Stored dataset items
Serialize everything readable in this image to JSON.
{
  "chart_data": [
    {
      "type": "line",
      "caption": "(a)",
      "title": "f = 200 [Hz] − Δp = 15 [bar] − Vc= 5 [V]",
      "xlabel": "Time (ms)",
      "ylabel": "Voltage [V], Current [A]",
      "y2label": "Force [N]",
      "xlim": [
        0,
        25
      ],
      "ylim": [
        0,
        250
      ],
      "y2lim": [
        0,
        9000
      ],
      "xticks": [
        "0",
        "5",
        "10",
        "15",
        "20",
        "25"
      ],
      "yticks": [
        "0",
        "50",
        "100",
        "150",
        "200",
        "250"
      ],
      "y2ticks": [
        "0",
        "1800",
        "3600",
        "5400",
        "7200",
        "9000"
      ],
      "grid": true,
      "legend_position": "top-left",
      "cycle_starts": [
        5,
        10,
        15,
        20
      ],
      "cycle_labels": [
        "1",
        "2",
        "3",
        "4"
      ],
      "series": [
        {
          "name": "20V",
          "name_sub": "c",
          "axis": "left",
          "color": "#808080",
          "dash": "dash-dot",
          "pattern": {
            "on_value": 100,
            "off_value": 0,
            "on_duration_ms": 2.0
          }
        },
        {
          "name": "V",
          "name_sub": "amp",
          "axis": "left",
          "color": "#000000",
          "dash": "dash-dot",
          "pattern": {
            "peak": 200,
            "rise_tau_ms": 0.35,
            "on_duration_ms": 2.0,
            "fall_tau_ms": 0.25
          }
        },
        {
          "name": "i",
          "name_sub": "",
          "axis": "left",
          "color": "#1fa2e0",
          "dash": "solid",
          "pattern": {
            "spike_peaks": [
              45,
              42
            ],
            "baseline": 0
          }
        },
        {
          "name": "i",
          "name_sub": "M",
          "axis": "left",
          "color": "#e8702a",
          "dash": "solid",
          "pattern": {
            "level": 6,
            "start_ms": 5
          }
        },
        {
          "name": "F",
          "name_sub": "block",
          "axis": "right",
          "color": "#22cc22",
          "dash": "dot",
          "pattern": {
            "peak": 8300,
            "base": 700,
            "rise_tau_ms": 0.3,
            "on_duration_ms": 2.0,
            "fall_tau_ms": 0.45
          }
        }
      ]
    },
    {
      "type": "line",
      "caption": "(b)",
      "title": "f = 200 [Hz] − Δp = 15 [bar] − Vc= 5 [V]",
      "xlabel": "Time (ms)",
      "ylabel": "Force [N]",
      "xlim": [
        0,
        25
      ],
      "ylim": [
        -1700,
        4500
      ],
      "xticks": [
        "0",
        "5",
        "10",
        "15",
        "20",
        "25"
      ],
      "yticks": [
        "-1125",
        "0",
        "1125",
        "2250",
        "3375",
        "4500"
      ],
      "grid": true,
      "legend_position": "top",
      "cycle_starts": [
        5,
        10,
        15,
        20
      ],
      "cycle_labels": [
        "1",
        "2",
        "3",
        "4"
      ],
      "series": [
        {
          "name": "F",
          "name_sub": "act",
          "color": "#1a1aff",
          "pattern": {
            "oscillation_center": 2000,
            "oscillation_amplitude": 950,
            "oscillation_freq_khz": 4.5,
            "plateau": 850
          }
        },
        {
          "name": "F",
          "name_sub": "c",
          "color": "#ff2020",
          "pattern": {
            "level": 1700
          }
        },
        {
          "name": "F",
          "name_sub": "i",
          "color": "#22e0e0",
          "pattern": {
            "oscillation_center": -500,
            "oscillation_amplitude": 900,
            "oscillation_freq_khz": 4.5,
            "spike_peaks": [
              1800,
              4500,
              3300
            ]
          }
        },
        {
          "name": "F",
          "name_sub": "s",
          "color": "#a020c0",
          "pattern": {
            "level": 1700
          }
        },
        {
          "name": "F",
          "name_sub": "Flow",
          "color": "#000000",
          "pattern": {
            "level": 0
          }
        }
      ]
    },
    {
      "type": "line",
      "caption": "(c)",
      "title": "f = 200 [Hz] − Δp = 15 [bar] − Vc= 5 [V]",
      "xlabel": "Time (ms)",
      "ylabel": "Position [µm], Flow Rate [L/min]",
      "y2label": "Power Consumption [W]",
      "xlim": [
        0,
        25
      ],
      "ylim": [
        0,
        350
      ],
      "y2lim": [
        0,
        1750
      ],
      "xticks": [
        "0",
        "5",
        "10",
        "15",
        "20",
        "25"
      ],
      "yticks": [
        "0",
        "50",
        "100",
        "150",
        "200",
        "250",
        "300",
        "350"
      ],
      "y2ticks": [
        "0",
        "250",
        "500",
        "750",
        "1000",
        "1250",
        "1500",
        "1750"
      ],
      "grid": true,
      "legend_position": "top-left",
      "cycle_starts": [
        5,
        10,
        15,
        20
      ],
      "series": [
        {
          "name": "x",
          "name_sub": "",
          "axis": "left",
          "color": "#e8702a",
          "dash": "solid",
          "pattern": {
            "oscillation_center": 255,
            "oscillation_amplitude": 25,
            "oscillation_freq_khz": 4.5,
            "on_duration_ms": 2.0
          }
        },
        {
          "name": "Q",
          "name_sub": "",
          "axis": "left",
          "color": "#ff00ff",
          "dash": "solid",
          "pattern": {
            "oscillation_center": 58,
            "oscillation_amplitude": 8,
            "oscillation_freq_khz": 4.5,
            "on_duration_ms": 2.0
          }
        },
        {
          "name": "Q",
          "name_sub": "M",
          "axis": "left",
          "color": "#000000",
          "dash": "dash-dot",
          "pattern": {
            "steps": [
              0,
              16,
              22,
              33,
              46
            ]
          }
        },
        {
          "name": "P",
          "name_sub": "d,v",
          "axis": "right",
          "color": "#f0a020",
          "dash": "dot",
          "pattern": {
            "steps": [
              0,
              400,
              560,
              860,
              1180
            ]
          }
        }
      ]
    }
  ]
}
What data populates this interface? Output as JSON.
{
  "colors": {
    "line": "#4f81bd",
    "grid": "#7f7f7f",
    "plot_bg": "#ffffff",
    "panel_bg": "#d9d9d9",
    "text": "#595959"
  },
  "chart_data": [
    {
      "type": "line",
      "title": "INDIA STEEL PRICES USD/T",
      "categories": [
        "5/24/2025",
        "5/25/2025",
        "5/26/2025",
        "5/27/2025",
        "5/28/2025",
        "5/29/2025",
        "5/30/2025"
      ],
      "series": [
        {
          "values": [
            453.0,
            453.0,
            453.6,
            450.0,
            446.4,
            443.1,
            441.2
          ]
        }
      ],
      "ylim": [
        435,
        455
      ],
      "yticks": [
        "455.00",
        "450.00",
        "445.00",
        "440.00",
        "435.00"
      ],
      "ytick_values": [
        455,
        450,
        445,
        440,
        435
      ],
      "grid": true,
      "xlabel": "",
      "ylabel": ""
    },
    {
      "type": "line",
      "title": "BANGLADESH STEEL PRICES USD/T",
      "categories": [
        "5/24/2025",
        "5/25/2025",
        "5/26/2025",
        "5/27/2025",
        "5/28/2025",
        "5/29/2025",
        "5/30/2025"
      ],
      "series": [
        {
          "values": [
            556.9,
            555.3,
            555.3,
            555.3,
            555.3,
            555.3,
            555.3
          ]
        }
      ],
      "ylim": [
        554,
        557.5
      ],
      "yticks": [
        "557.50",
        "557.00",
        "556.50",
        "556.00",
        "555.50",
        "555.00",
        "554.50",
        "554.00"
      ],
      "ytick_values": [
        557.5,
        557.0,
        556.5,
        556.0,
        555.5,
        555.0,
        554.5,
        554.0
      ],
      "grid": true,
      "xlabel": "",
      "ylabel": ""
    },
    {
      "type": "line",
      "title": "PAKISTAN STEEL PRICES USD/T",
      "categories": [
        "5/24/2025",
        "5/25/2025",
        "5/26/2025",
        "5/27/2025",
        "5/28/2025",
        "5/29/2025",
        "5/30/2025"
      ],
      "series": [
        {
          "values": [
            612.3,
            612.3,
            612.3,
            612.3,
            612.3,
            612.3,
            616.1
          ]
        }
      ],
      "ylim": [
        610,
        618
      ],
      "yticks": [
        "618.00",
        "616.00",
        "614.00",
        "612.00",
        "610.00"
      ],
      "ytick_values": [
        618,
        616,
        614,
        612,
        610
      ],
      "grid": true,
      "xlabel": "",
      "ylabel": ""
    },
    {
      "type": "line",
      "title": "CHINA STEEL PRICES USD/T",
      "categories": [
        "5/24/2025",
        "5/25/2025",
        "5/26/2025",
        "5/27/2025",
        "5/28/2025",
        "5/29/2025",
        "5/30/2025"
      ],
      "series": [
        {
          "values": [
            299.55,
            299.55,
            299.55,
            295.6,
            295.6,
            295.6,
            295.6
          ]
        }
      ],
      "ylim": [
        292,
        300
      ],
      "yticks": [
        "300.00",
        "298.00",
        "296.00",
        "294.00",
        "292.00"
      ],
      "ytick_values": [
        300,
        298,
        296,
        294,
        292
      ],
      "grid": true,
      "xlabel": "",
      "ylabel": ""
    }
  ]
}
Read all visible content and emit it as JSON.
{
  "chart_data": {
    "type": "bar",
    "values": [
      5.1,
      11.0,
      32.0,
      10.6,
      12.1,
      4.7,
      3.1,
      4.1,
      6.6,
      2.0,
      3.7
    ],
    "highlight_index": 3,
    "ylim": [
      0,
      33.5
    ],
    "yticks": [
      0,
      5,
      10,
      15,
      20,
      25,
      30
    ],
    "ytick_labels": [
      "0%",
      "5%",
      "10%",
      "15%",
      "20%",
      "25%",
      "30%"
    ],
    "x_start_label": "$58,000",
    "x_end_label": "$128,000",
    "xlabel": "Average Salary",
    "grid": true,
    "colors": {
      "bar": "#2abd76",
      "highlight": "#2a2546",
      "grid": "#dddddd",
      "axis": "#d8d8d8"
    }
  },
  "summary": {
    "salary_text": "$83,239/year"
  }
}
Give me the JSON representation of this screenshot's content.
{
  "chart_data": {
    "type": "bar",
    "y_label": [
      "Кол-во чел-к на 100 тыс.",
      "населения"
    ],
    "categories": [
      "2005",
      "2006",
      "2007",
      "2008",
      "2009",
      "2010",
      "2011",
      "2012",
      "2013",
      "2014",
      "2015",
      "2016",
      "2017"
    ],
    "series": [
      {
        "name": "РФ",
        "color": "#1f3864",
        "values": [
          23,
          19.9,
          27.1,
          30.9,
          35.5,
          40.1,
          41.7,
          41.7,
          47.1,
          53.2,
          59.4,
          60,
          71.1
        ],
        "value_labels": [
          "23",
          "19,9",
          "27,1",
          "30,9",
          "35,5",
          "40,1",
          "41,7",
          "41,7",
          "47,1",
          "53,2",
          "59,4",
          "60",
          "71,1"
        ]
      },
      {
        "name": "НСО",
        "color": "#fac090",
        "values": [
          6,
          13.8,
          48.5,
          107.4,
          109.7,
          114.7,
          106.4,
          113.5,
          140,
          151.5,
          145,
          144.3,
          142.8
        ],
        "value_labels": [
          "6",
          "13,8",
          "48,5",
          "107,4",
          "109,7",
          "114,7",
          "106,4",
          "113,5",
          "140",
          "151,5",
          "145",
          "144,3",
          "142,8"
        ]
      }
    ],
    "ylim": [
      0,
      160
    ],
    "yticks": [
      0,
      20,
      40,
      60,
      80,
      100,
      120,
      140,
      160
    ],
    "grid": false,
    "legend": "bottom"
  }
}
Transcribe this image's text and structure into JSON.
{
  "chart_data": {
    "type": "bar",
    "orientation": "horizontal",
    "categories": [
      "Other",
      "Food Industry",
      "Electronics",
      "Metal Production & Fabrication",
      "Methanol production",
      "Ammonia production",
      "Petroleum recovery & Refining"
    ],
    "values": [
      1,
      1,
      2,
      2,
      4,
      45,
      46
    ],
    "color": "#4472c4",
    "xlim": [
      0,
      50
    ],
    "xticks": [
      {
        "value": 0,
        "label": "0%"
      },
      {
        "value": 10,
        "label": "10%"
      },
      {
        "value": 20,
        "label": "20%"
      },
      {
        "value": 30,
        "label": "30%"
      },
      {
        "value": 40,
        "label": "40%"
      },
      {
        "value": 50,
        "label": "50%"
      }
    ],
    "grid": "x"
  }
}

TASK DIRECTIONS
Copy out every line of the listing that includes the string "Flow".

RESULT FOR THIS EXERCISE
          "name_sub": "Flow",
      "ylabel": "Position [µm], Flow Rate [L/min]",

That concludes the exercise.